→ **DATA SHOWN**
+-------+

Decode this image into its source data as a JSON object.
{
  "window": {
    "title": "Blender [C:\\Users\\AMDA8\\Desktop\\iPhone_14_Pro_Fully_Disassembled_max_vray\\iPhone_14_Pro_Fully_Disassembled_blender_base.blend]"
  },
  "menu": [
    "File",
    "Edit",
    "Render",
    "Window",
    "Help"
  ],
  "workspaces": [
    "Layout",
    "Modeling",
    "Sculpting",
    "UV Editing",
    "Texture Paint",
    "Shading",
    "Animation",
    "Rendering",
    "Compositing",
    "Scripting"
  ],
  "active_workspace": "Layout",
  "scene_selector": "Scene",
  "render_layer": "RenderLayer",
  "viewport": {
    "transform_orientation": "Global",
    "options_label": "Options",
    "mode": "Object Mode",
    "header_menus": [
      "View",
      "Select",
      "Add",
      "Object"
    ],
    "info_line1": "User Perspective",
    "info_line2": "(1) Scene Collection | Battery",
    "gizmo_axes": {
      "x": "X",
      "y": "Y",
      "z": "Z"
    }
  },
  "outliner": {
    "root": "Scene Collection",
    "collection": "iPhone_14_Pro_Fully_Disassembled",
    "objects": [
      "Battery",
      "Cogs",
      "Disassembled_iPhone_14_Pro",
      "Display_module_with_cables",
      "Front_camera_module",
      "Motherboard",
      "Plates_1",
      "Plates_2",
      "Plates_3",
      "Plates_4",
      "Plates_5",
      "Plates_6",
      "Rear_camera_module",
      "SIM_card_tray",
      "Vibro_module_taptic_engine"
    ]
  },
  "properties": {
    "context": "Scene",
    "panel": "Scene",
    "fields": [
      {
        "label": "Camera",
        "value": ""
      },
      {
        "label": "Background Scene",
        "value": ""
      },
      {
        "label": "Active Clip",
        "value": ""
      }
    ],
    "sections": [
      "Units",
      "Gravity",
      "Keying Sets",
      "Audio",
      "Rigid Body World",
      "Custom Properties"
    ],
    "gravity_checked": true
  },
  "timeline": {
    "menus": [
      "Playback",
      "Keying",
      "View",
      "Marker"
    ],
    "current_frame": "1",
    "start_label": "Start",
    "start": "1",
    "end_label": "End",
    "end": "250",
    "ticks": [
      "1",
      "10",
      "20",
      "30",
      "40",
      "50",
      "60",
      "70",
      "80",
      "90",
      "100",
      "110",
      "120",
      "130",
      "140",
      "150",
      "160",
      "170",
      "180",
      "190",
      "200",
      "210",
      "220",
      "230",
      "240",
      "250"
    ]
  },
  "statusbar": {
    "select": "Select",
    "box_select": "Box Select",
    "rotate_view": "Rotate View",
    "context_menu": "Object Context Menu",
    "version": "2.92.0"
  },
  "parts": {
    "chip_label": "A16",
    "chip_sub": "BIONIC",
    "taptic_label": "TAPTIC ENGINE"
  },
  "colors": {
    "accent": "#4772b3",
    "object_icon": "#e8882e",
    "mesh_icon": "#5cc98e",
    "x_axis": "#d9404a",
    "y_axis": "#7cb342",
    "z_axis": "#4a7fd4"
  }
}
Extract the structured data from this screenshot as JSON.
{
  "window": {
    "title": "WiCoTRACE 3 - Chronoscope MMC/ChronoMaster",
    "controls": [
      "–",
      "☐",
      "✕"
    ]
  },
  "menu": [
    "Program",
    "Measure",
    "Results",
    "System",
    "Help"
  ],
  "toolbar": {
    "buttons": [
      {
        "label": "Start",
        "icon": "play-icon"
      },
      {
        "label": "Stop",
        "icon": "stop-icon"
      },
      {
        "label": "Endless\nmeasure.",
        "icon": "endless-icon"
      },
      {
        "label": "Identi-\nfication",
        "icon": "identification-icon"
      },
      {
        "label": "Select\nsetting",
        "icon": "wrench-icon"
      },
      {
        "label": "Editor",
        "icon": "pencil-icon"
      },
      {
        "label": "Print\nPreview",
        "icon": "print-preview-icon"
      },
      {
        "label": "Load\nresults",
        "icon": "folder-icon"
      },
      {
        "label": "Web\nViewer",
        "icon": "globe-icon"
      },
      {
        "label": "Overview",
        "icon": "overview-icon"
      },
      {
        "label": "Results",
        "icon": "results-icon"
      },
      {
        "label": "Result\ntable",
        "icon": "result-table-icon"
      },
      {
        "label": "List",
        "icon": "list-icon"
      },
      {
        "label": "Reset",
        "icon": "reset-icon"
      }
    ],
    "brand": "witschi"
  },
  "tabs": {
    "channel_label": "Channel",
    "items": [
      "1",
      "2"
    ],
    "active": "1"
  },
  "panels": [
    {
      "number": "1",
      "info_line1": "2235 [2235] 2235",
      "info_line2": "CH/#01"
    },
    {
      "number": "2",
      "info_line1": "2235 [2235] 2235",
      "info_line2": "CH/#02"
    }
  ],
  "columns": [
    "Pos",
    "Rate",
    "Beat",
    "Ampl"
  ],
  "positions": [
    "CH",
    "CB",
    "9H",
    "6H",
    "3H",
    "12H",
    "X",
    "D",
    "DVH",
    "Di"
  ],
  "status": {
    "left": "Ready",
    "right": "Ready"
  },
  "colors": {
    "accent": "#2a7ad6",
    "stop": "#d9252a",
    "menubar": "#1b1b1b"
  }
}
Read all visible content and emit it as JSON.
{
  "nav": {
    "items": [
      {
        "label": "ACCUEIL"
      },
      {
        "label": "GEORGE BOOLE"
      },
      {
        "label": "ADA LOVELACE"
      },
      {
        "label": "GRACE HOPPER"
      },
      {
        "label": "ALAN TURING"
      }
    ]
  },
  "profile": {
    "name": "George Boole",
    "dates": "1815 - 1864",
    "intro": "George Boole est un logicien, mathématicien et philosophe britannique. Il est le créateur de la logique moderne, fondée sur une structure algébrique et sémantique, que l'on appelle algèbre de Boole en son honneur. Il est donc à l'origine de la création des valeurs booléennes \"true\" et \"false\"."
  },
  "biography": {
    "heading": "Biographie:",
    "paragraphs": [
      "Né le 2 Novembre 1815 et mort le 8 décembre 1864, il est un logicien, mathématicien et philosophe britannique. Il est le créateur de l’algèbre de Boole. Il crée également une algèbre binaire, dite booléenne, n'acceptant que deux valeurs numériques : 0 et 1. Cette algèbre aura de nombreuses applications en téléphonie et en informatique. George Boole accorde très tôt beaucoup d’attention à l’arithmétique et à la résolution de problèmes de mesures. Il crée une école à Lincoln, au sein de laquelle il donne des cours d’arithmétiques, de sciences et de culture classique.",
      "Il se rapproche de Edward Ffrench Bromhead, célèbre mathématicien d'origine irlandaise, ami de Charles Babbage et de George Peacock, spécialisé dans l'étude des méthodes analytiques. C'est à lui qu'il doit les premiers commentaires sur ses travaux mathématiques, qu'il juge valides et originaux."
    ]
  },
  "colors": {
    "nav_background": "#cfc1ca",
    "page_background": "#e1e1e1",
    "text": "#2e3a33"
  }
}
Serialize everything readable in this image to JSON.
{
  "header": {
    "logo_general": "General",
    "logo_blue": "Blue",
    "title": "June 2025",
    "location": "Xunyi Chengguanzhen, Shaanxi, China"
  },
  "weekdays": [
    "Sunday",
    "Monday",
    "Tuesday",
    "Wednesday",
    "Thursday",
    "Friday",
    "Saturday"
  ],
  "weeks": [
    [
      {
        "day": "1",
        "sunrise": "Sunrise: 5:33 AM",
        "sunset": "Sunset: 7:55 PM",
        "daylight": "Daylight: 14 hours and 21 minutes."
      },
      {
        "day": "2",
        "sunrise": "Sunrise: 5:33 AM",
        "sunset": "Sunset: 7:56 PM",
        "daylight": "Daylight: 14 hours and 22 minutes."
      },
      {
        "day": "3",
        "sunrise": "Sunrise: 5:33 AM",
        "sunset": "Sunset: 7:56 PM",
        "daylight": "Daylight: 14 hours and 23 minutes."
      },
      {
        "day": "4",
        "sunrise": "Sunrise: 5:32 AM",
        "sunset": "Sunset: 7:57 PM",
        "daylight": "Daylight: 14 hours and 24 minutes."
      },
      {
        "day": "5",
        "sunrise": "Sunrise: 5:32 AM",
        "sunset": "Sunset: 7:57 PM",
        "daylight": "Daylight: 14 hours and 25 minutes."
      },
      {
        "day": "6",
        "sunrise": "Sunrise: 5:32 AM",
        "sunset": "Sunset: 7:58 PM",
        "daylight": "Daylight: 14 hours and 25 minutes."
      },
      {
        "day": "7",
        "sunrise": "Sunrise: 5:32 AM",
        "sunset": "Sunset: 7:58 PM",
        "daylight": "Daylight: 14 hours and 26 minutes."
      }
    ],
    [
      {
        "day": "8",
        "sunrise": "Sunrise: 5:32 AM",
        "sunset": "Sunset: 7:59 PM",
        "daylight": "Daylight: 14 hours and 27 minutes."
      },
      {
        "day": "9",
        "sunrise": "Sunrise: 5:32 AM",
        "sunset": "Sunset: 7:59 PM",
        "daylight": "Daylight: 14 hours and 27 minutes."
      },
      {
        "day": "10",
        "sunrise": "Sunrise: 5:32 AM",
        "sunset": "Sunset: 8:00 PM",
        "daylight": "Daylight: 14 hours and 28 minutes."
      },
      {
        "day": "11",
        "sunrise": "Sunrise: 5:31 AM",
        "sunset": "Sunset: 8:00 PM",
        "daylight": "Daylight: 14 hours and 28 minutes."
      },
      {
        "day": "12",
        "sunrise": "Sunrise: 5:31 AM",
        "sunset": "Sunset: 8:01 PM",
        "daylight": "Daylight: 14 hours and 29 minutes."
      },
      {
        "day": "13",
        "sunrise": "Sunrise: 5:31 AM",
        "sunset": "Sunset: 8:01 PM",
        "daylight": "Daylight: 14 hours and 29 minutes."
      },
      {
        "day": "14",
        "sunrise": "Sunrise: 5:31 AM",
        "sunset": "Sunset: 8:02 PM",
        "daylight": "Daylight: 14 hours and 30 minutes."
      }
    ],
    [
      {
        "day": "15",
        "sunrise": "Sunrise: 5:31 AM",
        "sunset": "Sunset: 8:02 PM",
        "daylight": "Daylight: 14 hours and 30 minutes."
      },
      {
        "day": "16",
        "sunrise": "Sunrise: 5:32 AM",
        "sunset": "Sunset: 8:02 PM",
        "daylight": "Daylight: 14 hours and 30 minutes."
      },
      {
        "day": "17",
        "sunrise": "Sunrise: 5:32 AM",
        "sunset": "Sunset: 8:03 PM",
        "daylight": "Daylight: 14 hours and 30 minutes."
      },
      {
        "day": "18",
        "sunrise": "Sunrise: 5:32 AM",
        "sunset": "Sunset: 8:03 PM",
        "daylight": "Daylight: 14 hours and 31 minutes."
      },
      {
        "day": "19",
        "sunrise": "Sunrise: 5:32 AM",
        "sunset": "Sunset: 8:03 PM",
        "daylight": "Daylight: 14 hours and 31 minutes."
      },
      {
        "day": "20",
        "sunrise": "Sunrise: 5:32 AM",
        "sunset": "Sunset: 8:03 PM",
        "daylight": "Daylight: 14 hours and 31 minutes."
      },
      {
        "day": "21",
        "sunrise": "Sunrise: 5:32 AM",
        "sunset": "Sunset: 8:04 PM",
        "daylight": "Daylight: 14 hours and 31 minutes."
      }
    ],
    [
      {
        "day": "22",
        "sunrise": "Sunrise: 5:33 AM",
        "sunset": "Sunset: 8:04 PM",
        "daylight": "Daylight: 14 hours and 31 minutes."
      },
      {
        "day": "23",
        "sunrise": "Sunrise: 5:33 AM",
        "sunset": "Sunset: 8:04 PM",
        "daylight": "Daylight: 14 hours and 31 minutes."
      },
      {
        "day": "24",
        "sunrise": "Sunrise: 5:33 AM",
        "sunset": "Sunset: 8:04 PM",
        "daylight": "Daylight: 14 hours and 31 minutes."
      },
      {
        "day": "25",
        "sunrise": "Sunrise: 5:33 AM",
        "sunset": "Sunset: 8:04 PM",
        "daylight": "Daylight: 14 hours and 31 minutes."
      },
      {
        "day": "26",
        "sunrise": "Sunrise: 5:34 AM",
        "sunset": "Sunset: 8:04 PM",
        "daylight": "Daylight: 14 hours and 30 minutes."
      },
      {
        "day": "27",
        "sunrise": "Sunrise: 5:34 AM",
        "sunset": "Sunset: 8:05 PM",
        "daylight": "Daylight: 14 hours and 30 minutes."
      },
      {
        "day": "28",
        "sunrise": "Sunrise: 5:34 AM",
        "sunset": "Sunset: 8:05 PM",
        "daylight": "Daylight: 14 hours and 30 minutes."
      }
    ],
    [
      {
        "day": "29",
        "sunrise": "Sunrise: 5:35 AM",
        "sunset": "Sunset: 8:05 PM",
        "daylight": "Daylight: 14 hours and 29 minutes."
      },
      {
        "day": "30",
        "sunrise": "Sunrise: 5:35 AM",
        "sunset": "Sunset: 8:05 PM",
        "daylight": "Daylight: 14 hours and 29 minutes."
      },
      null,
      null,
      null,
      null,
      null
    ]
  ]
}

+-------+

→ **TASK OBJECTIVE**
Go through the entries and return each line where the word "title" appears.

→ **ANSWER TO THIS TASK**
    "title": "Blender [C:\\Users\\AMDA8\\Desktop\\iPhone_14_Pro_Fully_Disassembled_max_vray\\iPhone_14_Pro_Fully_Disassembled_blender_base.blend]"
    "title": "WiCoTRACE 3 - Chronoscope MMC/ChronoMaster",
    "title": "June 2025",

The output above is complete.